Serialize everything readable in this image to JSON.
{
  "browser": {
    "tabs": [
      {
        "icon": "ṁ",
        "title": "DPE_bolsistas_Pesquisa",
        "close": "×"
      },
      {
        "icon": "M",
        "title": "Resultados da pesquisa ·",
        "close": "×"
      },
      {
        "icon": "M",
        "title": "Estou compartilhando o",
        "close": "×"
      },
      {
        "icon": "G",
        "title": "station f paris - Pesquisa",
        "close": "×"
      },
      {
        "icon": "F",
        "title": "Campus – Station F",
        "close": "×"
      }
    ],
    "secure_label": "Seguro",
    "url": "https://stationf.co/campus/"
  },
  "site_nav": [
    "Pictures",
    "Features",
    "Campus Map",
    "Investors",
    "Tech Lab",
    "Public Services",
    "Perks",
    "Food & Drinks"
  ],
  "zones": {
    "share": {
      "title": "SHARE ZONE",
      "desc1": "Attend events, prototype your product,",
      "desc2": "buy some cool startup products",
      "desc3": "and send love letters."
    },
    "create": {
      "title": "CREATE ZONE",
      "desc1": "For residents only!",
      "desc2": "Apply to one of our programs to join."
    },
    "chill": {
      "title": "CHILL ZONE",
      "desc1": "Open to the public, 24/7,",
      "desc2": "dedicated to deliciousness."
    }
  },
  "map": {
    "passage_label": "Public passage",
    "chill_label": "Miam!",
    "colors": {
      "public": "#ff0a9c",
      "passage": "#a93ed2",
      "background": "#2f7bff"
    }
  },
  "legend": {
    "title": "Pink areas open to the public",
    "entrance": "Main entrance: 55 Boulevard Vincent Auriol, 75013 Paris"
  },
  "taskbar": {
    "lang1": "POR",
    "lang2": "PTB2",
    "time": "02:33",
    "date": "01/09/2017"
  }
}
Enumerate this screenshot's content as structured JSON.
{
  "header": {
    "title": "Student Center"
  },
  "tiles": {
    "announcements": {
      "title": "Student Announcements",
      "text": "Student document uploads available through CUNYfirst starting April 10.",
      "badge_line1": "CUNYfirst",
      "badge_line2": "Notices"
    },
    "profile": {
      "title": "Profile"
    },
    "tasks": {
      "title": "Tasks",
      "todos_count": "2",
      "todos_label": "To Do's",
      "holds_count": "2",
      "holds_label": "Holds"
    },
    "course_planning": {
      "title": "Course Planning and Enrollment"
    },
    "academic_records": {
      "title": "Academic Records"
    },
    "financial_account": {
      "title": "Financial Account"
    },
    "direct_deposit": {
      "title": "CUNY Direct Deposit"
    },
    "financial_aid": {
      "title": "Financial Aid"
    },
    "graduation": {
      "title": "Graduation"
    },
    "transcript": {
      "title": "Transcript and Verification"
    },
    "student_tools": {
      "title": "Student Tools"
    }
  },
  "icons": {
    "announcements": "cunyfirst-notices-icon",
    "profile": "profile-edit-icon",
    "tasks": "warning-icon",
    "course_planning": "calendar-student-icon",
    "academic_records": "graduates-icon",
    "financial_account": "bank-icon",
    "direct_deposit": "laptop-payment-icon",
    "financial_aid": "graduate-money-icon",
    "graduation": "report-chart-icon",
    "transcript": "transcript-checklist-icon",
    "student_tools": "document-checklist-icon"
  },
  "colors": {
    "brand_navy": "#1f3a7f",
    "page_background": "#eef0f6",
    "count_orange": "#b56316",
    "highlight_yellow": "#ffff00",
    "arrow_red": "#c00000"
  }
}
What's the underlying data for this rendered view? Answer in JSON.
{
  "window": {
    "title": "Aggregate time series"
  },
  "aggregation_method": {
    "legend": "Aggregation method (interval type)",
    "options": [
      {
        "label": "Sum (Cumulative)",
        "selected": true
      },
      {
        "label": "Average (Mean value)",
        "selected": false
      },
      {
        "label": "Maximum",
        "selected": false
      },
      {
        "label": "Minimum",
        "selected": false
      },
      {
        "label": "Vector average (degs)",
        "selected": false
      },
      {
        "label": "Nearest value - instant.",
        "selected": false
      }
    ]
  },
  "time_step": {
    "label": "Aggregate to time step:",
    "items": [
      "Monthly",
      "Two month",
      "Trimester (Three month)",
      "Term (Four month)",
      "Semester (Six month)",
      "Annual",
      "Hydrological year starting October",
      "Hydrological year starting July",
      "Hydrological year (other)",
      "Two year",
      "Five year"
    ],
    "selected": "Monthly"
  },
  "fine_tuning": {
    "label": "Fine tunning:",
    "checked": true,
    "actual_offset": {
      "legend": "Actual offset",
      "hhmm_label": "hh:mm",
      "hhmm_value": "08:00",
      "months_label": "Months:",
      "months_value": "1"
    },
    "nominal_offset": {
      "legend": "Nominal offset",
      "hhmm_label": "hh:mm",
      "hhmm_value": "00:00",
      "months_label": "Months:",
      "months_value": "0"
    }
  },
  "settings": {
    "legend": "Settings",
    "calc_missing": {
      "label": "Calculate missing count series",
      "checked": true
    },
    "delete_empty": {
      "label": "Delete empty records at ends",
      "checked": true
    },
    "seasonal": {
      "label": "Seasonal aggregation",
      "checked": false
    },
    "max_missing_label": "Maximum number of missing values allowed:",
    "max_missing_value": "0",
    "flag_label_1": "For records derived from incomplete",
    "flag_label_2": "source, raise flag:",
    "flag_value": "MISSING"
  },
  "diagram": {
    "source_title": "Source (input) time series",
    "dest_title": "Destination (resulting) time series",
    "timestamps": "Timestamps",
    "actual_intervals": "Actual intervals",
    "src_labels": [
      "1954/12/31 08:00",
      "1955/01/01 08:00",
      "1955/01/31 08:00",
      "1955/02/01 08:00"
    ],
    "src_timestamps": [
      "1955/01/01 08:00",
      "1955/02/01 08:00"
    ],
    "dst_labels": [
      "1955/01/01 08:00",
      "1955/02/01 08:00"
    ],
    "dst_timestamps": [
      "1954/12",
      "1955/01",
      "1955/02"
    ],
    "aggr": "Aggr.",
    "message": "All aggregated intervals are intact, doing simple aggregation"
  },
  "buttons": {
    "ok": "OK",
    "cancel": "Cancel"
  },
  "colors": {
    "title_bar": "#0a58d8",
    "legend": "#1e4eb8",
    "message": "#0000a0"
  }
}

__________

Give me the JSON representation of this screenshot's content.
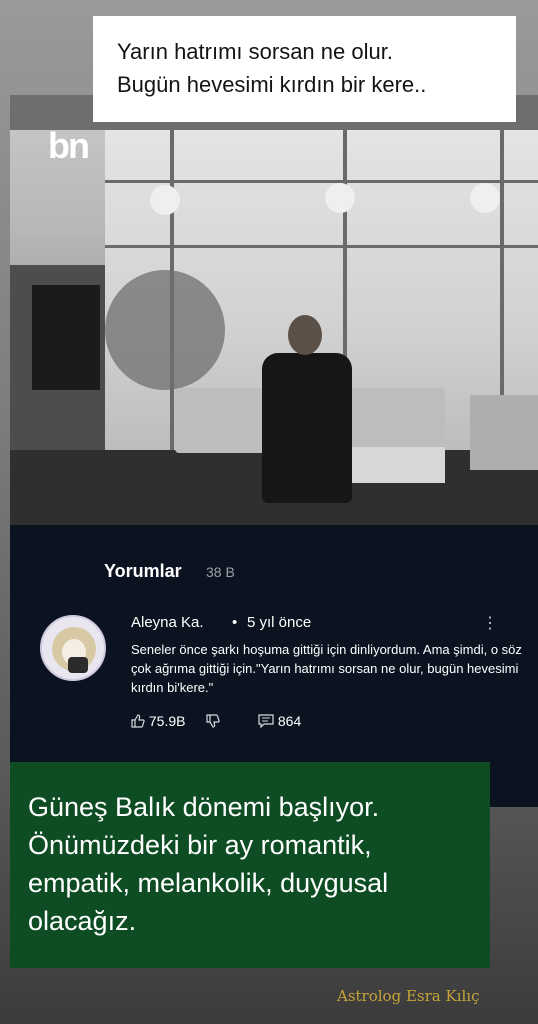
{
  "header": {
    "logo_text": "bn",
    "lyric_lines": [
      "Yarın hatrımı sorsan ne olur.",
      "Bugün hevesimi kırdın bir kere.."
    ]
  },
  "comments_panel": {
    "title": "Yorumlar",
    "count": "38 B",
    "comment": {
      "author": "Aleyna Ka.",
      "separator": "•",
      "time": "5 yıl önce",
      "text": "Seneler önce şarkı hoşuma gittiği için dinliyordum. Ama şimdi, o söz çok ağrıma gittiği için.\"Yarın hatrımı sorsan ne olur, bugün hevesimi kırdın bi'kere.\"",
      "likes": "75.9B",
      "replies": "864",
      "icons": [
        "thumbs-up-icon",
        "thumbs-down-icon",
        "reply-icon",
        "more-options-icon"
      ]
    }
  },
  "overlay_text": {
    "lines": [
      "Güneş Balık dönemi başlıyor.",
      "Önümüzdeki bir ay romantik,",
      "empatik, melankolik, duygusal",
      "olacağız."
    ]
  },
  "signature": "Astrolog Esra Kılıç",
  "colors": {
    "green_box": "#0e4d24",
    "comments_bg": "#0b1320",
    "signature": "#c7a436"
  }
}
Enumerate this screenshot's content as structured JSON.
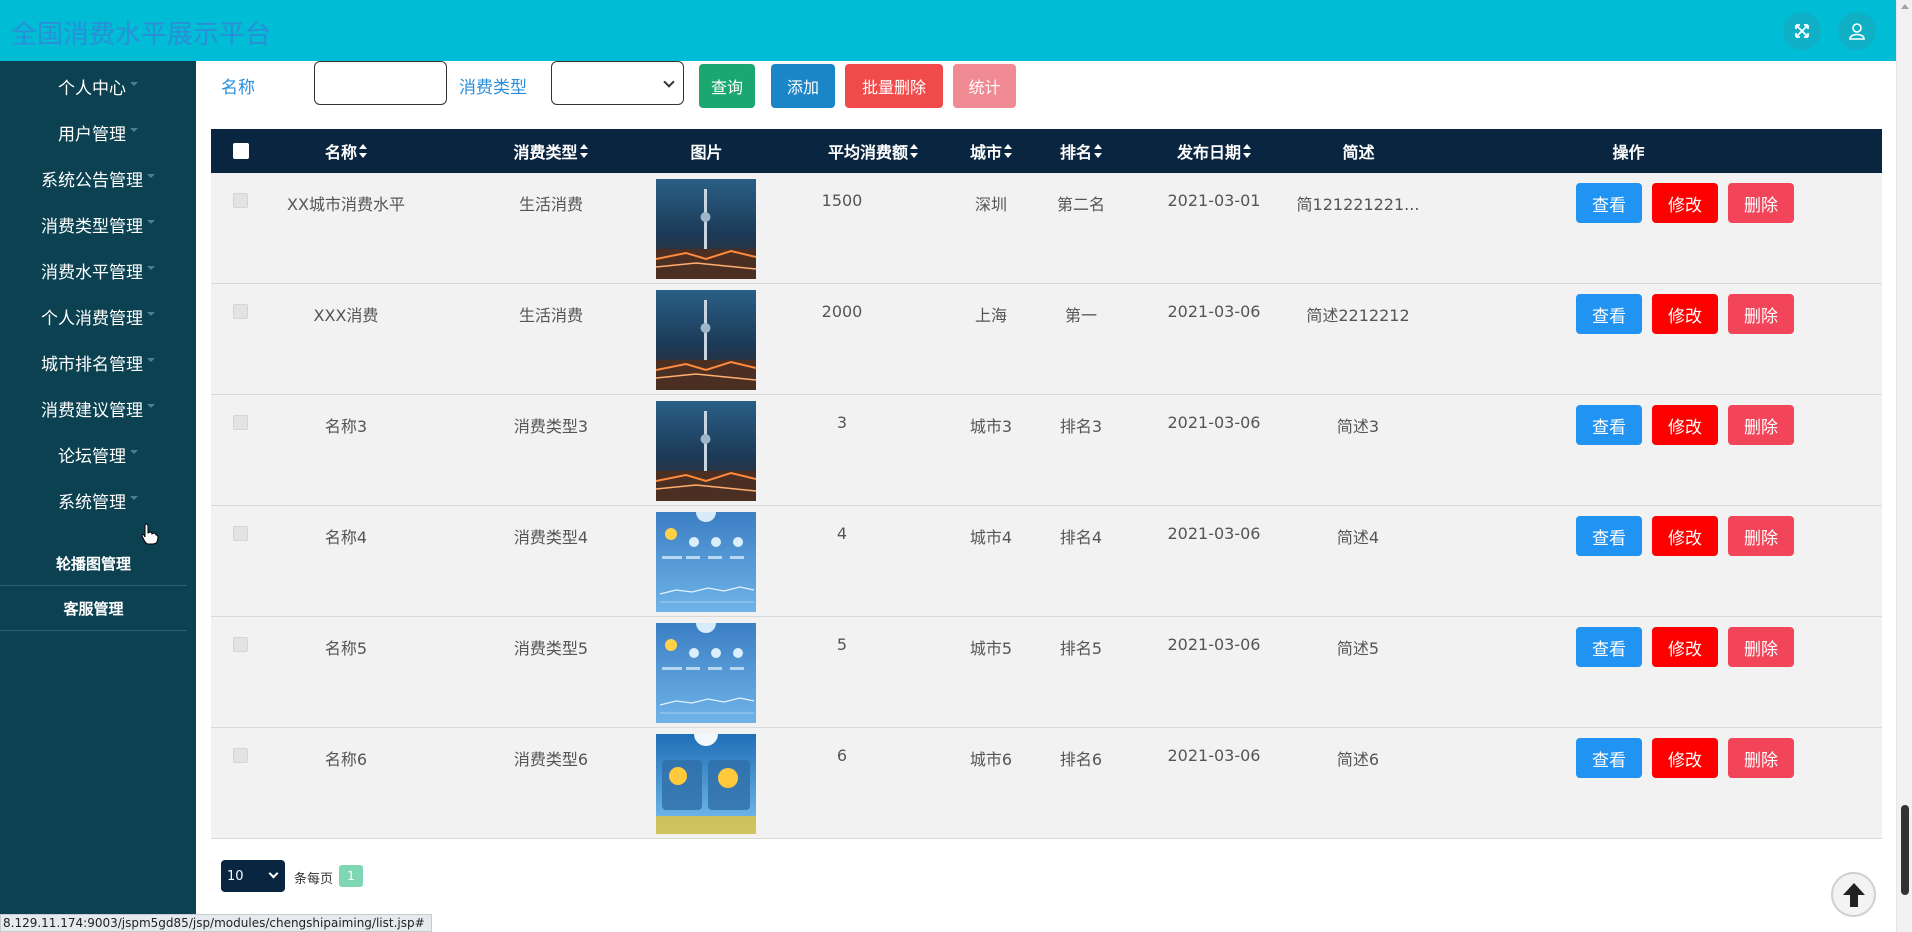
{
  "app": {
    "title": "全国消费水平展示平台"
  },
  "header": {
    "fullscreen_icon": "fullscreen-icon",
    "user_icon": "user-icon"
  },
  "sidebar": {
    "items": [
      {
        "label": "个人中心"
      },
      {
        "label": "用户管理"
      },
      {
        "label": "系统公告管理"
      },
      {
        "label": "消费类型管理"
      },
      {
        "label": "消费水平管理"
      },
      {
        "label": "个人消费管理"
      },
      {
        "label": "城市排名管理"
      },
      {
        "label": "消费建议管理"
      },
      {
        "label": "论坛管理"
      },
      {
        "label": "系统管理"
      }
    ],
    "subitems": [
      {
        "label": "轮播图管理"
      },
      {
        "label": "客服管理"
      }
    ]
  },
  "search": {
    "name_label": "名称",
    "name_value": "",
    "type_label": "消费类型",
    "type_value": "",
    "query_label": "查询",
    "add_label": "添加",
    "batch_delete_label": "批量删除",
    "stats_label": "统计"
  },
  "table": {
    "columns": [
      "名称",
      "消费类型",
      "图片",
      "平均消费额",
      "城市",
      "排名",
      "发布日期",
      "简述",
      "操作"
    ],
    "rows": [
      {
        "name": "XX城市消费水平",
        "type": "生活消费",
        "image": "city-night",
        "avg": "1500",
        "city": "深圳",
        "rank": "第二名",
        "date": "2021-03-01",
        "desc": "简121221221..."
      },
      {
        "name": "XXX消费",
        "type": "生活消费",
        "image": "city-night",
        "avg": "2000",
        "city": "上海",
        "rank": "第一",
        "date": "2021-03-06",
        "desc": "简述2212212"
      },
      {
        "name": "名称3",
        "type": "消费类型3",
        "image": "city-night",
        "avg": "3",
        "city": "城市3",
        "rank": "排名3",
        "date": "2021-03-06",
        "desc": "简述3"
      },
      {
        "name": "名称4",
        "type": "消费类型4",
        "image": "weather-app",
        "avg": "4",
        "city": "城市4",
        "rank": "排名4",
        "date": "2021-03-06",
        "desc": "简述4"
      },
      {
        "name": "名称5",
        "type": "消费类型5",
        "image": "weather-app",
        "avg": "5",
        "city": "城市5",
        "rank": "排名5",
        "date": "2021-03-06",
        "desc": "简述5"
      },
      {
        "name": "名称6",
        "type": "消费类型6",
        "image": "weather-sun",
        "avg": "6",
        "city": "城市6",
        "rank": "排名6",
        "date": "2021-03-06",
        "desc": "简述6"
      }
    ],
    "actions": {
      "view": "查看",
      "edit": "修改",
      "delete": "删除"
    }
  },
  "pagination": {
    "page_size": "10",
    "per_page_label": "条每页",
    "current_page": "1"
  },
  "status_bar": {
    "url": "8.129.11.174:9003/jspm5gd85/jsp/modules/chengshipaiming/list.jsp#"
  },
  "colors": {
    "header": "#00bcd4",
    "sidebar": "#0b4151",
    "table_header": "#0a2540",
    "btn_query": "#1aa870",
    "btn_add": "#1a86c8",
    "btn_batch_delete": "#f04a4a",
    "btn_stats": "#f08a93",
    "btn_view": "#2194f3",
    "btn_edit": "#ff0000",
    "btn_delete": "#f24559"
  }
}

__________

List every line above that holds the word "city".

        "image": "city-night",
        "city": "深圳",
        "image": "city-night",
        "city": "上海",
        "image": "city-night",
        "city": "城市3",
        "city": "城市4",
        "city": "城市5",
        "city": "城市6",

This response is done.